Check every line of the entries for "können", and copy the lines that hold it.

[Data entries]
◆ ◆ ◆
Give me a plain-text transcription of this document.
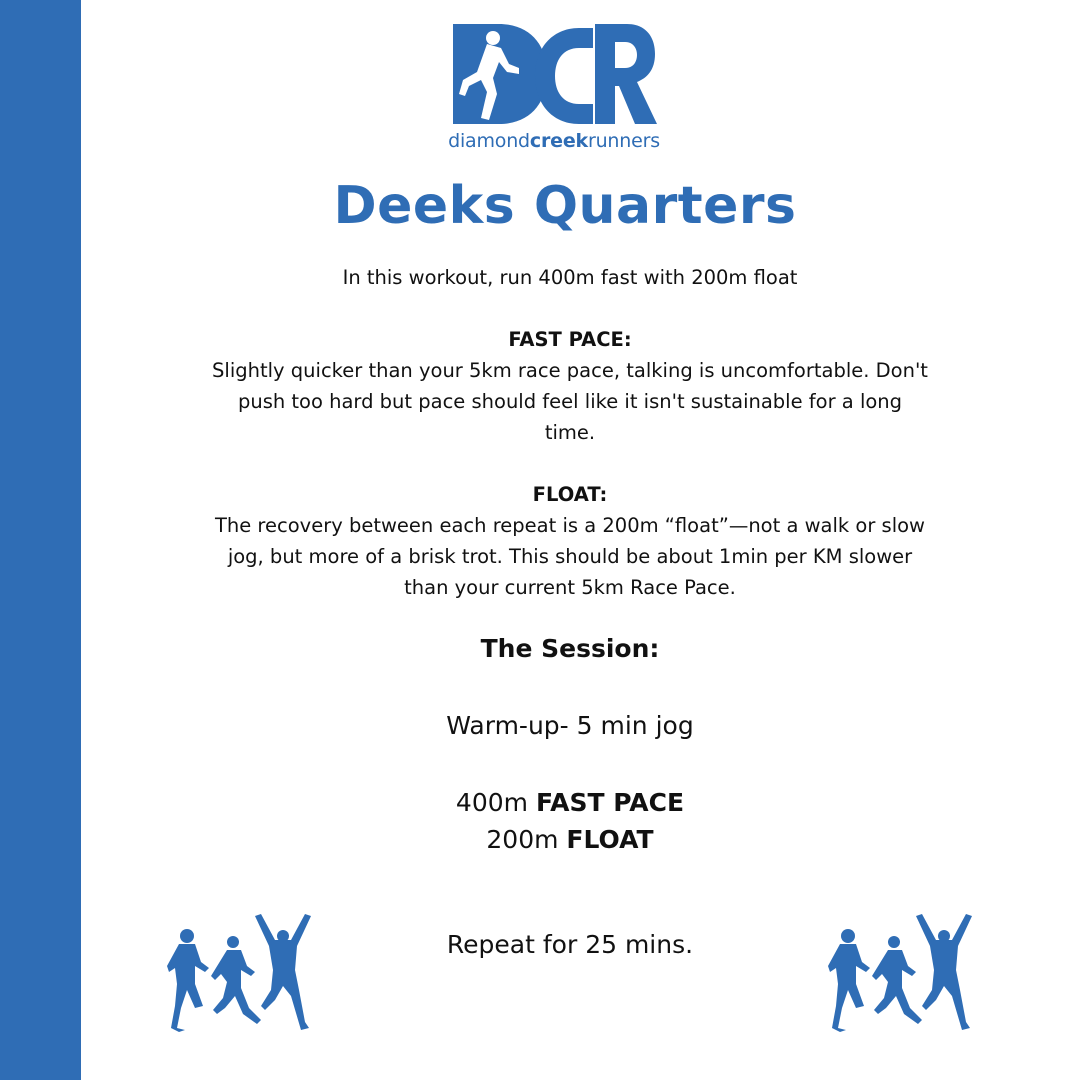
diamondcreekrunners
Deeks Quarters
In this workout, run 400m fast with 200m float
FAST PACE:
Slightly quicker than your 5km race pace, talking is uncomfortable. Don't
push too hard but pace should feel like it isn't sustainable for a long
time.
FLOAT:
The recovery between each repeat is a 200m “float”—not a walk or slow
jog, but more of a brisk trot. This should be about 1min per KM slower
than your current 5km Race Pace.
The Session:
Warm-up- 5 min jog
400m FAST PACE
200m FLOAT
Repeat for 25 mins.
◆ ◆ ◆
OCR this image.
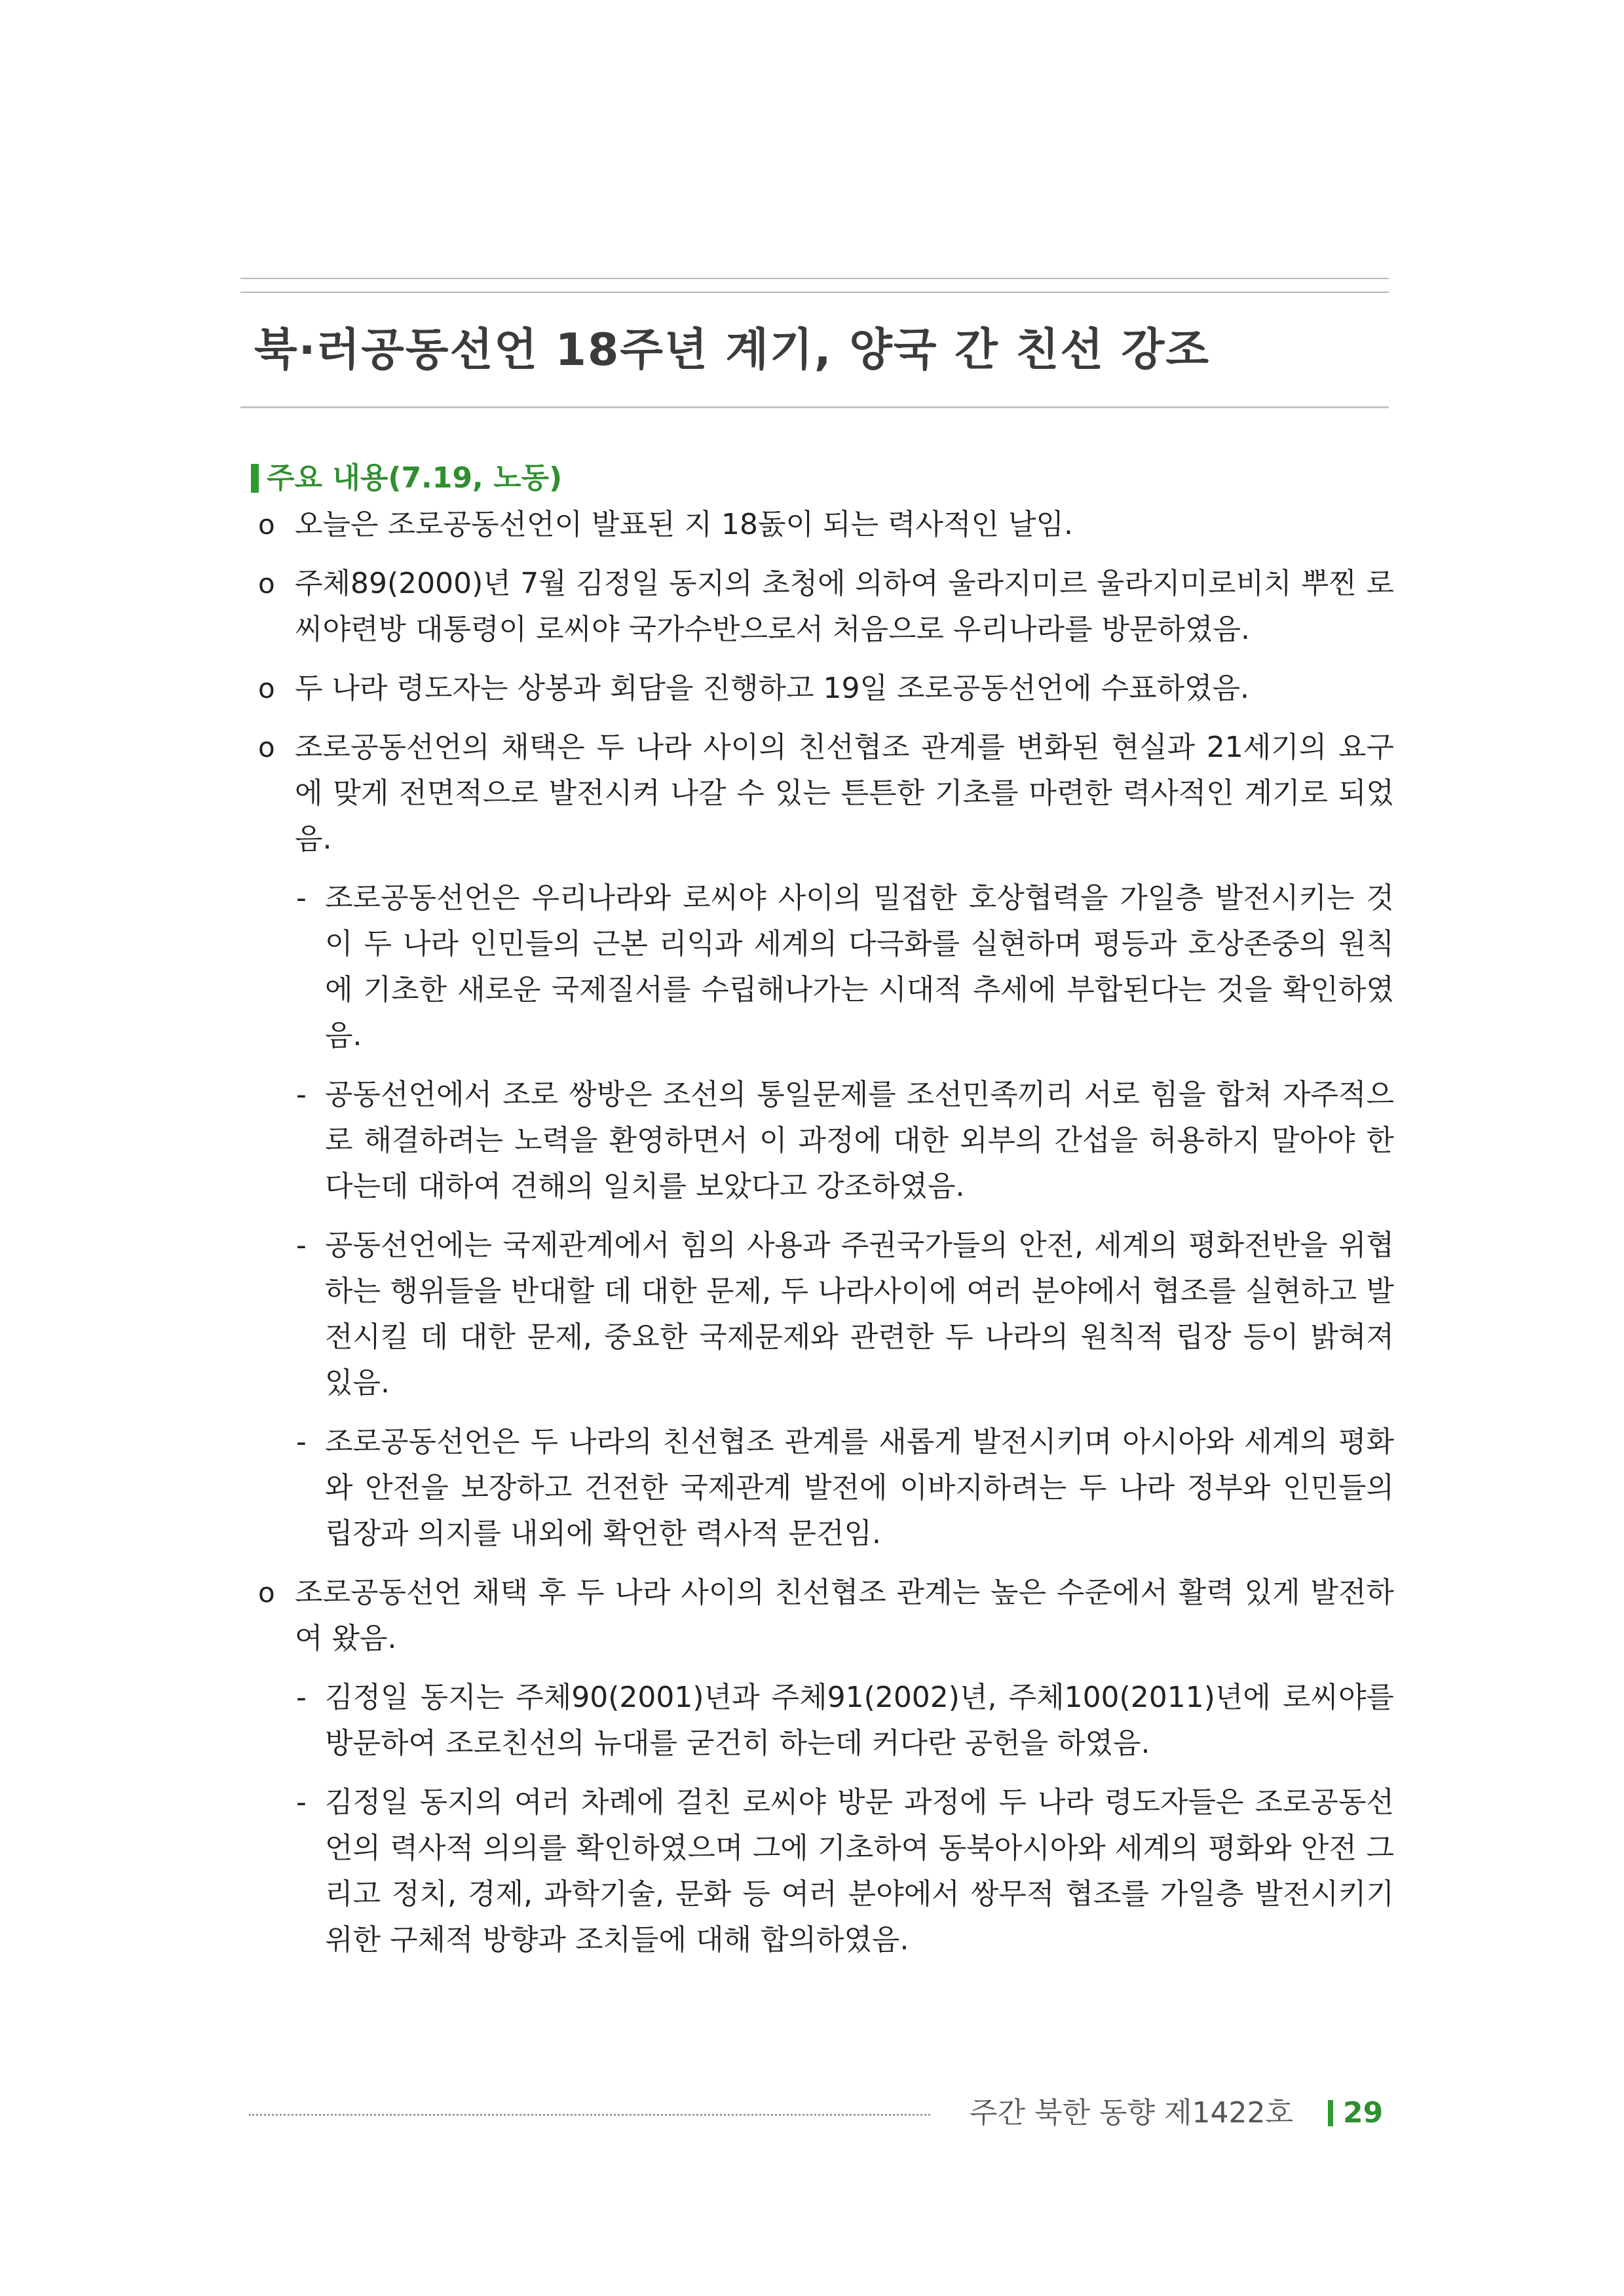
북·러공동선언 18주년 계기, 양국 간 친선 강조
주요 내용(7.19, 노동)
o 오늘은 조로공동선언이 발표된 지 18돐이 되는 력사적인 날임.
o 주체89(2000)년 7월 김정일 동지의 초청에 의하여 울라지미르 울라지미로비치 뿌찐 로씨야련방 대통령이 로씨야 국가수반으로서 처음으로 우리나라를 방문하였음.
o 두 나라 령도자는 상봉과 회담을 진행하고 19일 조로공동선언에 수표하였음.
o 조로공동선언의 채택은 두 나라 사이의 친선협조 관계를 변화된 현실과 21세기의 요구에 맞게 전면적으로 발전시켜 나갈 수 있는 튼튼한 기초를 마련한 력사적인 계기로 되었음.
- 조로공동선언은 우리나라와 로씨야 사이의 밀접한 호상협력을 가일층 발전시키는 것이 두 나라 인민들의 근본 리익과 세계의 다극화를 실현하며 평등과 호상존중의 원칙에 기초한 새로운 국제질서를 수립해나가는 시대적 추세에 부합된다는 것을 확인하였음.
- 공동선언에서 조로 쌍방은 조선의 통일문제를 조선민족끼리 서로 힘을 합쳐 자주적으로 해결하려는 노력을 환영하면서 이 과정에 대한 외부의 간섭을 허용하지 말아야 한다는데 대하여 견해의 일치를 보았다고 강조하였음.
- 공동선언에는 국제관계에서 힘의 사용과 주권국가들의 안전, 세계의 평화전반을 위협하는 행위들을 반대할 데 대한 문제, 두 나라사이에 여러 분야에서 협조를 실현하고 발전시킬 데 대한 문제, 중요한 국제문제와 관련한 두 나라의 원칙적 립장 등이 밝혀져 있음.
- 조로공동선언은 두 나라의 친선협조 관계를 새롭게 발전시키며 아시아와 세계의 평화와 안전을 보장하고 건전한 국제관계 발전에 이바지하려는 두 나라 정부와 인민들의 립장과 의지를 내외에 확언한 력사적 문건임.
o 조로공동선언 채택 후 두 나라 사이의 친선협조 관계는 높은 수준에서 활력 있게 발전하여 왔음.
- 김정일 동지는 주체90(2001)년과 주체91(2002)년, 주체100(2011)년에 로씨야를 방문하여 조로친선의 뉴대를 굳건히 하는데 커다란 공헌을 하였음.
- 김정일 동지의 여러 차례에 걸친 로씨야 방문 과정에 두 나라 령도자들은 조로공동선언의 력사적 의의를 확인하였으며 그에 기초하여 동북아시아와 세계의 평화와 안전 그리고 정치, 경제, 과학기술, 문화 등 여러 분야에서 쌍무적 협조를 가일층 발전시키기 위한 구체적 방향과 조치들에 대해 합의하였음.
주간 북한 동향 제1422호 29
◆ ◆ ◆
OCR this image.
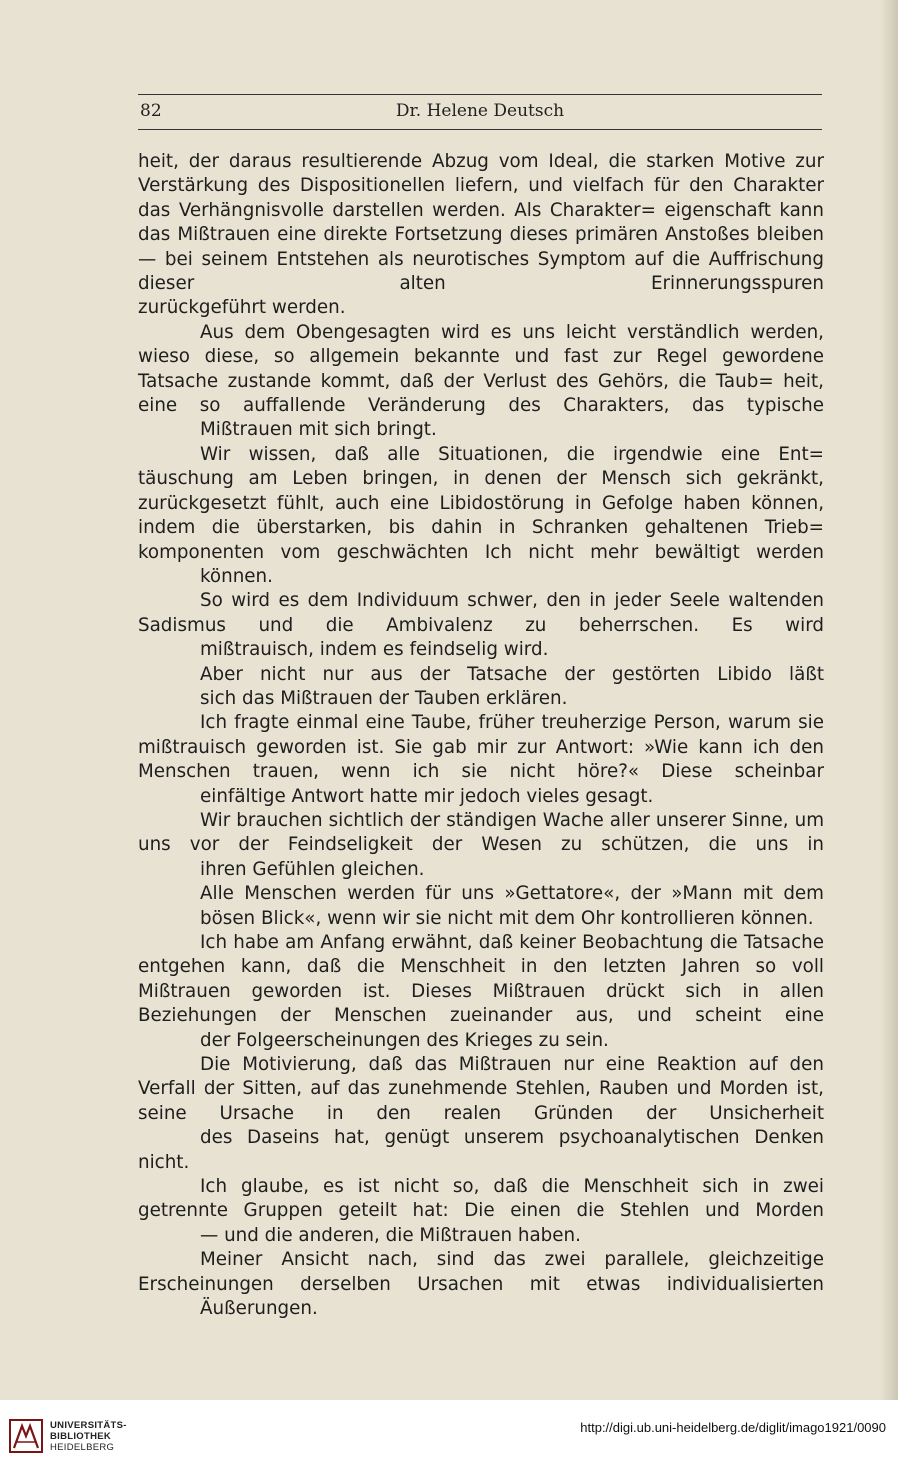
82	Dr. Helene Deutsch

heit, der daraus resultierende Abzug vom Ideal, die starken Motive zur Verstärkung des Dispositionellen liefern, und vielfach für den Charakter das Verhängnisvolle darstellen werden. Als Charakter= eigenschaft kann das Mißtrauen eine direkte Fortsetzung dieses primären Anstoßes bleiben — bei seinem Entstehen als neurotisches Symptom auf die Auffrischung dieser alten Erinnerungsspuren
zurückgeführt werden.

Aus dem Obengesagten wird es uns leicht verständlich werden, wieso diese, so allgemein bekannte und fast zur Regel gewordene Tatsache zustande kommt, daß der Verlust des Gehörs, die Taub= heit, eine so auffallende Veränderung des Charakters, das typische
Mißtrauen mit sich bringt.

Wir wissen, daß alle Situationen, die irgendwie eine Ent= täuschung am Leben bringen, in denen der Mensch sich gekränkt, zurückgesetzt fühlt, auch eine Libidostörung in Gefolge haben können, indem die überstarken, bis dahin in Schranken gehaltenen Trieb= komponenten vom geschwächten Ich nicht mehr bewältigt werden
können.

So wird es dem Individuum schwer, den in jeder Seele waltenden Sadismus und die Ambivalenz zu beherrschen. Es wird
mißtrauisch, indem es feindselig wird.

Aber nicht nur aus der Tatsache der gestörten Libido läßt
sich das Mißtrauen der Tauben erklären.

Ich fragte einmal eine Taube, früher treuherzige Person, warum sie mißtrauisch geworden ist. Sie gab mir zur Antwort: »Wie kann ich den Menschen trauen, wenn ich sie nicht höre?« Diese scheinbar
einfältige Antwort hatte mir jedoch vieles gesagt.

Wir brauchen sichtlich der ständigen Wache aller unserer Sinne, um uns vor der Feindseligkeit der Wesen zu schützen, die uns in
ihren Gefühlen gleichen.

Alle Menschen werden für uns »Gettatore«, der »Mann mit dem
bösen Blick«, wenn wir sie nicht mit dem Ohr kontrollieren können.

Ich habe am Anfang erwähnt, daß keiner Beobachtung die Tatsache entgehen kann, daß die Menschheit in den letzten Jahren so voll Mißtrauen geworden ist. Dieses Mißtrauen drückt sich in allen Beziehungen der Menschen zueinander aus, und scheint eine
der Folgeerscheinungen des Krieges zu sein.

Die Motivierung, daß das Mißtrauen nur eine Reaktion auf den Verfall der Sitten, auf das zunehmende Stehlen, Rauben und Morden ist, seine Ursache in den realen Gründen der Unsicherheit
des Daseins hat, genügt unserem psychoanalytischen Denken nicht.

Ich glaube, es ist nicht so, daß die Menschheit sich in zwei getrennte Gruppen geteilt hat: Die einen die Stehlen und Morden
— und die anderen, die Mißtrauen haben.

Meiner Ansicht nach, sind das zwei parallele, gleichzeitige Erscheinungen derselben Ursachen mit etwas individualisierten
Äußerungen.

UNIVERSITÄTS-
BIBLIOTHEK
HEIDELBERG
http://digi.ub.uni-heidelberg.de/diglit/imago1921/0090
◆ ◆ ◆
### SOLUTION TO THIS PROBLEM:
Wir wissen, daß alle Situationen, die irgendwie eine Ent= täuschung am Leben bringen, in denen der Mensch sich gekränkt, zurückgesetzt fühlt, auch eine Libidostörung in Gefolge haben können, indem die überstarken, bis dahin in Schranken gehaltenen Trieb= komponenten vom geschwächten Ich nicht mehr bewältigt werden
können.
bösen Blick«, wenn wir sie nicht mit dem Ohr kontrollieren können.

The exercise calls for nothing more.